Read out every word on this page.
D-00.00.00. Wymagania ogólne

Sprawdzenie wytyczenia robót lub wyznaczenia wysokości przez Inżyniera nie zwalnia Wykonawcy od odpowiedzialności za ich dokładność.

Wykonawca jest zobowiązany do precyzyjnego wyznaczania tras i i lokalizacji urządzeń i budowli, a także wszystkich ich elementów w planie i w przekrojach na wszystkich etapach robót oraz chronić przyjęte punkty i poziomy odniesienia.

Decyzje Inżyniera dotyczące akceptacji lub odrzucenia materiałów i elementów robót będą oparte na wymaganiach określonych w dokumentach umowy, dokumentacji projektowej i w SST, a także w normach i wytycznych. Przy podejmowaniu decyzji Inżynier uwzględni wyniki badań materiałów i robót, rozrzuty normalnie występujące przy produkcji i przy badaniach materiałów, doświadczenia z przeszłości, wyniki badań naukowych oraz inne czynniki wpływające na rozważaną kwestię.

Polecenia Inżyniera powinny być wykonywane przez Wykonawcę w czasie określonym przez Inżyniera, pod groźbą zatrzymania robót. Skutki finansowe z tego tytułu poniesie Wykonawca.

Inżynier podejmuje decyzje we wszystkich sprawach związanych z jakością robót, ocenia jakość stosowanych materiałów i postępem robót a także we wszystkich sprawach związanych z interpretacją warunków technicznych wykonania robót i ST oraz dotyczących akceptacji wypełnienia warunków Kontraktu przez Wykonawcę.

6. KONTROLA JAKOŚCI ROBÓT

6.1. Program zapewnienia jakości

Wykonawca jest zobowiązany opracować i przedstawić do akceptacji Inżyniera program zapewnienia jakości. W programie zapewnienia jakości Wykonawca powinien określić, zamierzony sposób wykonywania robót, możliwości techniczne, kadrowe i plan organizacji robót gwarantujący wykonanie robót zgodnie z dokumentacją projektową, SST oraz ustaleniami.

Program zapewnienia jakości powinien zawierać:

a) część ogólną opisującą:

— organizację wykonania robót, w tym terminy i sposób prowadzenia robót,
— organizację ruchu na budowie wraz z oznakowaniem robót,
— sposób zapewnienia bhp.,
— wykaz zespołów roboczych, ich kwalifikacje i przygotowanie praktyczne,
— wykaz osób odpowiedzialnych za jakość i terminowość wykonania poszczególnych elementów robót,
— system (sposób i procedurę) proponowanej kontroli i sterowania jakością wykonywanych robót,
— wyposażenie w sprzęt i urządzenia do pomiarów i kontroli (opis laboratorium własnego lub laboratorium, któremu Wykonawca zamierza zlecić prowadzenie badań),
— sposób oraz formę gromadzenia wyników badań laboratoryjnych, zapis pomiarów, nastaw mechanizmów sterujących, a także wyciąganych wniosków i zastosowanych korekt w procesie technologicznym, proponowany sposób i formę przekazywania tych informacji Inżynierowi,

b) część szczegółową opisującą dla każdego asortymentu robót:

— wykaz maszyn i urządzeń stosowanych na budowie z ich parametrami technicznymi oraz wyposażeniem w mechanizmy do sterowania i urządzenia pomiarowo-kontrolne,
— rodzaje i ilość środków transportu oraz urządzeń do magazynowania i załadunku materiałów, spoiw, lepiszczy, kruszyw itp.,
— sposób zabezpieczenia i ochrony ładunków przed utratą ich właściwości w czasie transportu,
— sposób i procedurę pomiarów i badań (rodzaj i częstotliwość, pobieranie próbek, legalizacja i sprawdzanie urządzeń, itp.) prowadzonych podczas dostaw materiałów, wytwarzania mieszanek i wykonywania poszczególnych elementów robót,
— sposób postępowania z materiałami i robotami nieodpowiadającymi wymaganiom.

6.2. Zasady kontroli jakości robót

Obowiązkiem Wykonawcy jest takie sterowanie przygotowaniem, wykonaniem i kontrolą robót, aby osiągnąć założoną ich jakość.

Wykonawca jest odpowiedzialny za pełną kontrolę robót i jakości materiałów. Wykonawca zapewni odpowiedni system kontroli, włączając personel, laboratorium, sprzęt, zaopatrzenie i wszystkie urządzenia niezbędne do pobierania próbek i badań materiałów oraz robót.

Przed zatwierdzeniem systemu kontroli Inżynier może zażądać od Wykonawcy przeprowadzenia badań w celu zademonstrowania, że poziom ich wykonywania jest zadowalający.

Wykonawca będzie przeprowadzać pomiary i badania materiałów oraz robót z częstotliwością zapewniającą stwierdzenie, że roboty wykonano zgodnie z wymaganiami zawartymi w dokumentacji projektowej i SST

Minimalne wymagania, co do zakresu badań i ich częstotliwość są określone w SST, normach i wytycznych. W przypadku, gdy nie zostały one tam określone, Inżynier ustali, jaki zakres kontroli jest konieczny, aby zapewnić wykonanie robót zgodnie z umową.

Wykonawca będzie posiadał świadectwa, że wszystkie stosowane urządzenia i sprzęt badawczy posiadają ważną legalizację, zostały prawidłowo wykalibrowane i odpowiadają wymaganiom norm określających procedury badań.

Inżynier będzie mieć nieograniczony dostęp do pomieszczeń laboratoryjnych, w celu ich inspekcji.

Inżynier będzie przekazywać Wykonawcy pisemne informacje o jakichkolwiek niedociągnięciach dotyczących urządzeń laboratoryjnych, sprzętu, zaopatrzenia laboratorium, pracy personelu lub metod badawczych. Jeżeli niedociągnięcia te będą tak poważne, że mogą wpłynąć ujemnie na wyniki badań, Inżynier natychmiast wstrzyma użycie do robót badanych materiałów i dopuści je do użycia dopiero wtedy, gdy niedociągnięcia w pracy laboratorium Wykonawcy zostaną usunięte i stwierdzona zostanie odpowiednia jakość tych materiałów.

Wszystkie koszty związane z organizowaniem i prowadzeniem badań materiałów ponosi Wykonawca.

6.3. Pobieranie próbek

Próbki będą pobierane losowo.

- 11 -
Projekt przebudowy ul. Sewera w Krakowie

• _Written instruction_
Filter the entries above down to the lines containing the word "celu".

• _Solution_
Przed zatwierdzeniem systemu kontroli Inżynier może zażądać od Wykonawcy przeprowadzenia badań w celu zademonstrowania, że poziom ich wykonywania jest zadowalający.
Inżynier będzie mieć nieograniczony dostęp do pomieszczeń laboratoryjnych, w celu ich inspekcji.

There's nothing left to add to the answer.